§ **Exercise goal**
Read the data and repeat all of it exactly.
** begin Recorded data **
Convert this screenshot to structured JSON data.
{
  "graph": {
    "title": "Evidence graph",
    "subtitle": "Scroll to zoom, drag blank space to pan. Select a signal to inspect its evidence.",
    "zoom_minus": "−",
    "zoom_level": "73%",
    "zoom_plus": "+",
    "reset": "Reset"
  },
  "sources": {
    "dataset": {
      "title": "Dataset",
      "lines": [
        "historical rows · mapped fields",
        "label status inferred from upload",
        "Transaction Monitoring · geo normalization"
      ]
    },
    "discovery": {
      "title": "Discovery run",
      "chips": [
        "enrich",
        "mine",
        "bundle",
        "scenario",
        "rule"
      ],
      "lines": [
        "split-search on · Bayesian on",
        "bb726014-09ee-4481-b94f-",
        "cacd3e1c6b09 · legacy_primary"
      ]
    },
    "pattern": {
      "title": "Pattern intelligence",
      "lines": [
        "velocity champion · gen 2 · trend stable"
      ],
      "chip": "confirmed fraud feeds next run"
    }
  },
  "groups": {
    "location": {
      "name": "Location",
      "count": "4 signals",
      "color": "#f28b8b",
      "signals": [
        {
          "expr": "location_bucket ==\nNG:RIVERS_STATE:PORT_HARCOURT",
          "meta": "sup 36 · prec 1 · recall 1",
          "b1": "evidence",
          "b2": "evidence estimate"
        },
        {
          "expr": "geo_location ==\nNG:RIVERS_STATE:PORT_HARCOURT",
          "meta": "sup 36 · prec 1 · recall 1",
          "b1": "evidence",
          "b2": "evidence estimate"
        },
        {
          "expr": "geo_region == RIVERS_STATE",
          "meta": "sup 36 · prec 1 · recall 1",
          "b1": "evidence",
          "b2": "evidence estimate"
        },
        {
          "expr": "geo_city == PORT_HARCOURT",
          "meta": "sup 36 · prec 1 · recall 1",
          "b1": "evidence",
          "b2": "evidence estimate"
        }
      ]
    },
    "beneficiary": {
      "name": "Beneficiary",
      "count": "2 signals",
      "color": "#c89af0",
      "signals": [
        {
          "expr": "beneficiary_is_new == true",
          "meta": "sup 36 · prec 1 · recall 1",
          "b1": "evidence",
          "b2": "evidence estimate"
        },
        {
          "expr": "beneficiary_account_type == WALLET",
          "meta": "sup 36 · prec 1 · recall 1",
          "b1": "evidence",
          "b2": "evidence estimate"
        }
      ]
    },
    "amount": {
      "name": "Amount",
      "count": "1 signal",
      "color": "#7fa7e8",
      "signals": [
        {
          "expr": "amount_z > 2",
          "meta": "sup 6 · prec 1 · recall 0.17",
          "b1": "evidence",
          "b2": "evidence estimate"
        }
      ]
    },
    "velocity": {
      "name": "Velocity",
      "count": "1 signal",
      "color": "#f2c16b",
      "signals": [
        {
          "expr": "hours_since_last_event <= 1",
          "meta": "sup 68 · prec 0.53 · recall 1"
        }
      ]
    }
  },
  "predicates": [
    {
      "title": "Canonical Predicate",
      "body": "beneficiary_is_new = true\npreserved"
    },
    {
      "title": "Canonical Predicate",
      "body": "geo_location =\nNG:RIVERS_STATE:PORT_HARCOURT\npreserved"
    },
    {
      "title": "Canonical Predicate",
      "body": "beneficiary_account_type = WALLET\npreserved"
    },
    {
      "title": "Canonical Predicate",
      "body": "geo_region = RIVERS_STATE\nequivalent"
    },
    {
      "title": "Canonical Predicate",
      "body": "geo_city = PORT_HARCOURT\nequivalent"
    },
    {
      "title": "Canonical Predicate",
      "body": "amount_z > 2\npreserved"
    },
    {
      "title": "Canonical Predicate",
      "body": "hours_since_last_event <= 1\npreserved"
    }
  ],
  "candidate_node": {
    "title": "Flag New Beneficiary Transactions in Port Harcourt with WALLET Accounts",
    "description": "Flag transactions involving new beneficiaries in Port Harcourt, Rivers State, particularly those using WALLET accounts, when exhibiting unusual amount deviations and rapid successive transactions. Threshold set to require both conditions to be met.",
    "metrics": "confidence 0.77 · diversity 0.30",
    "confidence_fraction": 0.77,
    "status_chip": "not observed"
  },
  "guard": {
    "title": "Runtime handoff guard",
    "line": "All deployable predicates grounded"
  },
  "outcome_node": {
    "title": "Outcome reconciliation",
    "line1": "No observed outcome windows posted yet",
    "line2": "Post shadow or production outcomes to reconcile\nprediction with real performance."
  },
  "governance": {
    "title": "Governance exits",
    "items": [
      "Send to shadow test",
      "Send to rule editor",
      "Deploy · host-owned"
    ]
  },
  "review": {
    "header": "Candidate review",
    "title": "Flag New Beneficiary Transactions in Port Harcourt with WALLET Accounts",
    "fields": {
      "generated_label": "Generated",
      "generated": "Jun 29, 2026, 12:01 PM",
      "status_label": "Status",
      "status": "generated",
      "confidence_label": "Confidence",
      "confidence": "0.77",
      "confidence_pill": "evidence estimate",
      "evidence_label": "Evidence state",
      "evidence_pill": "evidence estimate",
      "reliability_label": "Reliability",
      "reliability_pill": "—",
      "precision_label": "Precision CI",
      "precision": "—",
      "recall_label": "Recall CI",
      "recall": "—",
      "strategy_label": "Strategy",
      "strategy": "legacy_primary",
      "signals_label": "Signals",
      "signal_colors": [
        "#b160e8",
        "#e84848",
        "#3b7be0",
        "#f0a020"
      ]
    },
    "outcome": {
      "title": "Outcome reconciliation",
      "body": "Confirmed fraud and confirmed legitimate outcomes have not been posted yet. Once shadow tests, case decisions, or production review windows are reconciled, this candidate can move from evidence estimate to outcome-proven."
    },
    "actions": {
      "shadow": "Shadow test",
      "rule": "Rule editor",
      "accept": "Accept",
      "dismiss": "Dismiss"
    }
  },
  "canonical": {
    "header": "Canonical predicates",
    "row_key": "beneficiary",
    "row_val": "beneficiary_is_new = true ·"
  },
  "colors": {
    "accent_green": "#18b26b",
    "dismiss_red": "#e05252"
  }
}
** end Recorded data **
§ **The answer**
Convert this screenshot to structured JSON data.
{
  "graph": {
    "title": "Evidence graph",
    "subtitle": "Scroll to zoom, drag blank space to pan. Select a signal to inspect its evidence.",
    "zoom_minus": "−",
    "zoom_level": "73%",
    "zoom_plus": "+",
    "reset": "Reset"
  },
  "sources": {
    "dataset": {
      "title": "Dataset",
      "lines": [
        "historical rows · mapped fields",
        "label status inferred from upload",
        "Transaction Monitoring · geo normalization"
      ]
    },
    "discovery": {
      "title": "Discovery run",
      "chips": [
        "enrich",
        "mine",
        "bundle",
        "scenario",
        "rule"
      ],
      "lines": [
        "split-search on · Bayesian on",
        "bb726014-09ee-4481-b94f-",
        "cacd3e1c6b09 · legacy_primary"
      ]
    },
    "pattern": {
      "title": "Pattern intelligence",
      "lines": [
        "velocity champion · gen 2 · trend stable"
      ],
      "chip": "confirmed fraud feeds next run"
    }
  },
  "groups": {
    "location": {
      "name": "Location",
      "count": "4 signals",
      "color": "#f28b8b",
      "signals": [
        {
          "expr": "location_bucket ==\nNG:RIVERS_STATE:PORT_HARCOURT",
          "meta": "sup 36 · prec 1 · recall 1",
          "b1": "evidence",
          "b2": "evidence estimate"
        },
        {
          "expr": "geo_location ==\nNG:RIVERS_STATE:PORT_HARCOURT",
          "meta": "sup 36 · prec 1 · recall 1",
          "b1": "evidence",
          "b2": "evidence estimate"
        },
        {
          "expr": "geo_region == RIVERS_STATE",
          "meta": "sup 36 · prec 1 · recall 1",
          "b1": "evidence",
          "b2": "evidence estimate"
        },
        {
          "expr": "geo_city == PORT_HARCOURT",
          "meta": "sup 36 · prec 1 · recall 1",
          "b1": "evidence",
          "b2": "evidence estimate"
        }
      ]
    },
    "beneficiary": {
      "name": "Beneficiary",
      "count": "2 signals",
      "color": "#c89af0",
      "signals": [
        {
          "expr": "beneficiary_is_new == true",
          "meta": "sup 36 · prec 1 · recall 1",
          "b1": "evidence",
          "b2": "evidence estimate"
        },
        {
          "expr": "beneficiary_account_type == WALLET",
          "meta": "sup 36 · prec 1 · recall 1",
          "b1": "evidence",
          "b2": "evidence estimate"
        }
      ]
    },
    "amount": {
      "name": "Amount",
      "count": "1 signal",
      "color": "#7fa7e8",
      "signals": [
        {
          "expr": "amount_z > 2",
          "meta": "sup 6 · prec 1 · recall 0.17",
          "b1": "evidence",
          "b2": "evidence estimate"
        }
      ]
    },
    "velocity": {
      "name": "Velocity",
      "count": "1 signal",
      "color": "#f2c16b",
      "signals": [
        {
          "expr": "hours_since_last_event <= 1",
          "meta": "sup 68 · prec 0.53 · recall 1"
        }
      ]
    }
  },
  "predicates": [
    {
      "title": "Canonical Predicate",
      "body": "beneficiary_is_new = true\npreserved"
    },
    {
      "title": "Canonical Predicate",
      "body": "geo_location =\nNG:RIVERS_STATE:PORT_HARCOURT\npreserved"
    },
    {
      "title": "Canonical Predicate",
      "body": "beneficiary_account_type = WALLET\npreserved"
    },
    {
      "title": "Canonical Predicate",
      "body": "geo_region = RIVERS_STATE\nequivalent"
    },
    {
      "title": "Canonical Predicate",
      "body": "geo_city = PORT_HARCOURT\nequivalent"
    },
    {
      "title": "Canonical Predicate",
      "body": "amount_z > 2\npreserved"
    },
    {
      "title": "Canonical Predicate",
      "body": "hours_since_last_event <= 1\npreserved"
    }
  ],
  "candidate_node": {
    "title": "Flag New Beneficiary Transactions in Port Harcourt with WALLET Accounts",
    "description": "Flag transactions involving new beneficiaries in Port Harcourt, Rivers State, particularly those using WALLET accounts, when exhibiting unusual amount deviations and rapid successive transactions. Threshold set to require both conditions to be met.",
    "metrics": "confidence 0.77 · diversity 0.30",
    "confidence_fraction": 0.77,
    "status_chip": "not observed"
  },
  "guard": {
    "title": "Runtime handoff guard",
    "line": "All deployable predicates grounded"
  },
  "outcome_node": {
    "title": "Outcome reconciliation",
    "line1": "No observed outcome windows posted yet",
    "line2": "Post shadow or production outcomes to reconcile\nprediction with real performance."
  },
  "governance": {
    "title": "Governance exits",
    "items": [
      "Send to shadow test",
      "Send to rule editor",
      "Deploy · host-owned"
    ]
  },
  "review": {
    "header": "Candidate review",
    "title": "Flag New Beneficiary Transactions in Port Harcourt with WALLET Accounts",
    "fields": {
      "generated_label": "Generated",
      "generated": "Jun 29, 2026, 12:01 PM",
      "status_label": "Status",
      "status": "generated",
      "confidence_label": "Confidence",
      "confidence": "0.77",
      "confidence_pill": "evidence estimate",
      "evidence_label": "Evidence state",
      "evidence_pill": "evidence estimate",
      "reliability_label": "Reliability",
      "reliability_pill": "—",
      "precision_label": "Precision CI",
      "precision": "—",
      "recall_label": "Recall CI",
      "recall": "—",
      "strategy_label": "Strategy",
      "strategy": "legacy_primary",
      "signals_label": "Signals",
      "signal_colors": [
        "#b160e8",
        "#e84848",
        "#3b7be0",
        "#f0a020"
      ]
    },
    "outcome": {
      "title": "Outcome reconciliation",
      "body": "Confirmed fraud and confirmed legitimate outcomes have not been posted yet. Once shadow tests, case decisions, or production review windows are reconciled, this candidate can move from evidence estimate to outcome-proven."
    },
    "actions": {
      "shadow": "Shadow test",
      "rule": "Rule editor",
      "accept": "Accept",
      "dismiss": "Dismiss"
    }
  },
  "canonical": {
    "header": "Canonical predicates",
    "row_key": "beneficiary",
    "row_val": "beneficiary_is_new = true ·"
  },
  "colors": {
    "accent_green": "#18b26b",
    "dismiss_red": "#e05252"
  }
}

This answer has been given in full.